__Objective__: Single out each line with the word "immediately" and copy it.

* START Input records *

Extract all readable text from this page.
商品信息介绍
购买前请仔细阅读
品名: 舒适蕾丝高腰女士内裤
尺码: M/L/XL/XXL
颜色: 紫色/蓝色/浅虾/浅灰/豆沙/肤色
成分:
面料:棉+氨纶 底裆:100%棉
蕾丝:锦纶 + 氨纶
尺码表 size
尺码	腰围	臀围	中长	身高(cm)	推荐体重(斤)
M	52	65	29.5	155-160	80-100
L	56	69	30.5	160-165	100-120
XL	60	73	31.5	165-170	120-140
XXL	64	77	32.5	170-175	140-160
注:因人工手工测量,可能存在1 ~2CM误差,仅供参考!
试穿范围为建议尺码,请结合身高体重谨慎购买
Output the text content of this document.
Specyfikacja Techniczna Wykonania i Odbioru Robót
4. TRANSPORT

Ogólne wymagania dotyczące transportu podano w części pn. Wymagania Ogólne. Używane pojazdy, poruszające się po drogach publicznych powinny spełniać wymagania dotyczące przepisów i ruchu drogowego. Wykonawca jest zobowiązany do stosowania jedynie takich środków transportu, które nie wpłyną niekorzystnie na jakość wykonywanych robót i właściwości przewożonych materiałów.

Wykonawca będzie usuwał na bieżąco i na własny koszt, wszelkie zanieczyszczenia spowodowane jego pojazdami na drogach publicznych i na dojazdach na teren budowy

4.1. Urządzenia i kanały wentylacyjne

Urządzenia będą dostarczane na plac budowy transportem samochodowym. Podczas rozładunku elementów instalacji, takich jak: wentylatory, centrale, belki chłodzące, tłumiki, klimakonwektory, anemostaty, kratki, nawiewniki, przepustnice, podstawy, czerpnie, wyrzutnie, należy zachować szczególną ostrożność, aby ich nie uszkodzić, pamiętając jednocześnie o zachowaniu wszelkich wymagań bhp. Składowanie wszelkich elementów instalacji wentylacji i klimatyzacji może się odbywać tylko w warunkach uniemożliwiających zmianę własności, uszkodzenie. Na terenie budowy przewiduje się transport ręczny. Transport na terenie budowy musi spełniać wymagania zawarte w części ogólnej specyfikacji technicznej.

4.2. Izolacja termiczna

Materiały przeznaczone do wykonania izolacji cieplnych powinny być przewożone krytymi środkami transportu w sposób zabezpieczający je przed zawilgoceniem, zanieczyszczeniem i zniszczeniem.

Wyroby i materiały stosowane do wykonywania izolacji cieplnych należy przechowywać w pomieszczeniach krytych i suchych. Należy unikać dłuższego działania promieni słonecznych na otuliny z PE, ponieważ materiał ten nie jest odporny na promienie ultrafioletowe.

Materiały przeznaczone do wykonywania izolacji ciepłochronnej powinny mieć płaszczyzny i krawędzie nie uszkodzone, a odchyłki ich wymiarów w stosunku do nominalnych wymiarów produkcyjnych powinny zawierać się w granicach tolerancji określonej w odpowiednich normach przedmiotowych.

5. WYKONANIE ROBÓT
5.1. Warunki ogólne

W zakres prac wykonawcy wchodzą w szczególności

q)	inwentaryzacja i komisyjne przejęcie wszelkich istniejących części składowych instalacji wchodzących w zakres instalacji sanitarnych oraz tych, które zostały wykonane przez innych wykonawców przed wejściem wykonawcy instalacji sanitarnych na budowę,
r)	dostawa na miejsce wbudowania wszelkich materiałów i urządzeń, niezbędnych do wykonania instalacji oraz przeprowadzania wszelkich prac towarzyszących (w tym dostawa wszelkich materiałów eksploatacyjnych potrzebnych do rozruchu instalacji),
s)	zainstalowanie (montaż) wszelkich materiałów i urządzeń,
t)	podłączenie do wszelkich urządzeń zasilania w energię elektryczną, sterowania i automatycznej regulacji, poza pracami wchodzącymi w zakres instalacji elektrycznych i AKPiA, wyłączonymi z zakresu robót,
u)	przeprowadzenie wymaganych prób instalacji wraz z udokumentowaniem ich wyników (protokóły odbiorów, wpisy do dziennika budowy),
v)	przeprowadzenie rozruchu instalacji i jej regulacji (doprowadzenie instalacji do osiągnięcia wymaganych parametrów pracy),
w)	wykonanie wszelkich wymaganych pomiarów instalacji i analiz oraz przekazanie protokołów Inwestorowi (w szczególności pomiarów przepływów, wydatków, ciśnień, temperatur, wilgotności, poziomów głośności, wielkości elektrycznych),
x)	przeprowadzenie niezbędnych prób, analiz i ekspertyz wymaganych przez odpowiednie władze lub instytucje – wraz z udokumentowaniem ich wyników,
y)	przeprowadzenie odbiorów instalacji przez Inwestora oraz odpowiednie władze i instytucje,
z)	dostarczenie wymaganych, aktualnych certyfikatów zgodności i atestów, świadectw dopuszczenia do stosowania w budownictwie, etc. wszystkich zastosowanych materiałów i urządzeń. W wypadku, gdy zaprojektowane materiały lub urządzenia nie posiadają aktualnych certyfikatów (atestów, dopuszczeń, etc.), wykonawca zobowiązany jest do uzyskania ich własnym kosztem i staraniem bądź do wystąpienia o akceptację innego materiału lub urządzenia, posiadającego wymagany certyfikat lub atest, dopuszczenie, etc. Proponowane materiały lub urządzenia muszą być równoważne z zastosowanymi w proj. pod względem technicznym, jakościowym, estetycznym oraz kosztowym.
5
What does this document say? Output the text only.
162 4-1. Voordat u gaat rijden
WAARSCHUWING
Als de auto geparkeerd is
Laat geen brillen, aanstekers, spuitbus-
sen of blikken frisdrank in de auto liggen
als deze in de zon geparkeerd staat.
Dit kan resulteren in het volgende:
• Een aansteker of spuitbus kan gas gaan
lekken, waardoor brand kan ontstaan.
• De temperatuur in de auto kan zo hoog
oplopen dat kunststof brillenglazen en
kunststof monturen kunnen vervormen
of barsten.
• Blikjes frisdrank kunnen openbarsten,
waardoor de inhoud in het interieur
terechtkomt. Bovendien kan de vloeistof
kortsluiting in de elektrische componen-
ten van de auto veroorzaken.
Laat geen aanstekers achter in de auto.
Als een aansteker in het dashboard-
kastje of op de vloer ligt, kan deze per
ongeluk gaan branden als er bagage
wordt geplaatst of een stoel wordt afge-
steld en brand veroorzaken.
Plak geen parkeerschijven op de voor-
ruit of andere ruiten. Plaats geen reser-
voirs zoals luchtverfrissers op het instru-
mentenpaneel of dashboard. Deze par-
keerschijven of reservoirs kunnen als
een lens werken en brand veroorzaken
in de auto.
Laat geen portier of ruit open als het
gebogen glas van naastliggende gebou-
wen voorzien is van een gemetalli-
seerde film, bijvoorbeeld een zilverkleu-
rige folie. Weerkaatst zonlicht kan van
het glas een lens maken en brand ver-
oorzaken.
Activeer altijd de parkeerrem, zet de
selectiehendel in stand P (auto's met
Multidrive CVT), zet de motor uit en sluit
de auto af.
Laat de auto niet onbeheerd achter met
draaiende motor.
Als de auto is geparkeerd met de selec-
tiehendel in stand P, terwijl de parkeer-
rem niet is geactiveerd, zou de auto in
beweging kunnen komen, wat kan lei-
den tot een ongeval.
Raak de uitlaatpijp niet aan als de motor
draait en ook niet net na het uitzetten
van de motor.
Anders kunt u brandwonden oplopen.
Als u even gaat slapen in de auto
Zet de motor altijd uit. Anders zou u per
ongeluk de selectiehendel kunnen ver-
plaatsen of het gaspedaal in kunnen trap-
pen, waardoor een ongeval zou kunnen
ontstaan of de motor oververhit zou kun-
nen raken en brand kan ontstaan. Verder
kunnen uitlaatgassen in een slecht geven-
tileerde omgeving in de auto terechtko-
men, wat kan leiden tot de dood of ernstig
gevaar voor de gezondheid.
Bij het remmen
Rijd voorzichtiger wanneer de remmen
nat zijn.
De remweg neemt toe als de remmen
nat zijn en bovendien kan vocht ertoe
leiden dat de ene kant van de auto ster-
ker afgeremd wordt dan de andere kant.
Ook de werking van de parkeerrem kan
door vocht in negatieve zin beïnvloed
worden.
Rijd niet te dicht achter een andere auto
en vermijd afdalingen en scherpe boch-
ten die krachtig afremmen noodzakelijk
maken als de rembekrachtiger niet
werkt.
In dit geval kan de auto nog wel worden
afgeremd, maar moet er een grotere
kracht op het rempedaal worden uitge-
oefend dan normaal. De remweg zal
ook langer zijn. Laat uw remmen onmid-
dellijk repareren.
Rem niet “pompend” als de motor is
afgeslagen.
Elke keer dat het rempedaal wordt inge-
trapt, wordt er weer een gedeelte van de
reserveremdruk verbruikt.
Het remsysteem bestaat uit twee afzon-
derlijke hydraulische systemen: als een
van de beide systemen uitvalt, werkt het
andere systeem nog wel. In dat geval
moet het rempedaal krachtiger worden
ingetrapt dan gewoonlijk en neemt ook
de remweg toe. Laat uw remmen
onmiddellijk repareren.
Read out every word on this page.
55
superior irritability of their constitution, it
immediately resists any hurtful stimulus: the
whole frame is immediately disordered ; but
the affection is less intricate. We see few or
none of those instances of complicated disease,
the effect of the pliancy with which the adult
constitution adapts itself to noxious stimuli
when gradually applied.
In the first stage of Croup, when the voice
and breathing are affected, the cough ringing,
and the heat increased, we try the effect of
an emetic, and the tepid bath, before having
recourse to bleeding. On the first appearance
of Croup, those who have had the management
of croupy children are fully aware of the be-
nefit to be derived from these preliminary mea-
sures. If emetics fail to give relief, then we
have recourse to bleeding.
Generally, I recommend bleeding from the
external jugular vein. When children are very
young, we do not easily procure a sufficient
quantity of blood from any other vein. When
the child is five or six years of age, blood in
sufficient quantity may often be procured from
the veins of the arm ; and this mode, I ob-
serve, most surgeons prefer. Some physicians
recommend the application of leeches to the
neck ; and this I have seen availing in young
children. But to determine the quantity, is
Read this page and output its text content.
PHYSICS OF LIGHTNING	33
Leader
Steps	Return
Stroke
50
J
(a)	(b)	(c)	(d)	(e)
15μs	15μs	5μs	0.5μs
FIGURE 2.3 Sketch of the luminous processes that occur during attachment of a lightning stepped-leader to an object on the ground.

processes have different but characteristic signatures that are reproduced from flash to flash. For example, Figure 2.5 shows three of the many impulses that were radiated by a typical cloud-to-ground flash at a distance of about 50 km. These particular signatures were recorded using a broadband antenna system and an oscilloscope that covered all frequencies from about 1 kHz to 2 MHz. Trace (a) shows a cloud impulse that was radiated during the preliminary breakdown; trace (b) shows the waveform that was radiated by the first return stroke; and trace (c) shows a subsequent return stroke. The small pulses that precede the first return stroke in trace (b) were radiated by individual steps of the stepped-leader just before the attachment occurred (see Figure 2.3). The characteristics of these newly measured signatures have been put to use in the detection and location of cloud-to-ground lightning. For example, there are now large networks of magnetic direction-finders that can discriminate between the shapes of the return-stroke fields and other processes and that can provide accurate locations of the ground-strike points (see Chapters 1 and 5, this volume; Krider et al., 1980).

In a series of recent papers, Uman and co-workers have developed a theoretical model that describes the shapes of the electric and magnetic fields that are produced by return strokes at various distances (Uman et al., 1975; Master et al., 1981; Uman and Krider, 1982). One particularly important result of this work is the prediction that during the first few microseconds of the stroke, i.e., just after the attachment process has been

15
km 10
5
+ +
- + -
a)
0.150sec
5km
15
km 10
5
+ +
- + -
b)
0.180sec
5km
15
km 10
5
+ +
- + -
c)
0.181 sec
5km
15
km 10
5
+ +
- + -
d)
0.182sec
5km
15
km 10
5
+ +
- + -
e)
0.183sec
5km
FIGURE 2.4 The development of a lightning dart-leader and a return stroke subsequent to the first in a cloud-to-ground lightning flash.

* END Input records *

__Final result__:
immediately resists any hurtful stimulus: the
whole frame is immediately disordered ; but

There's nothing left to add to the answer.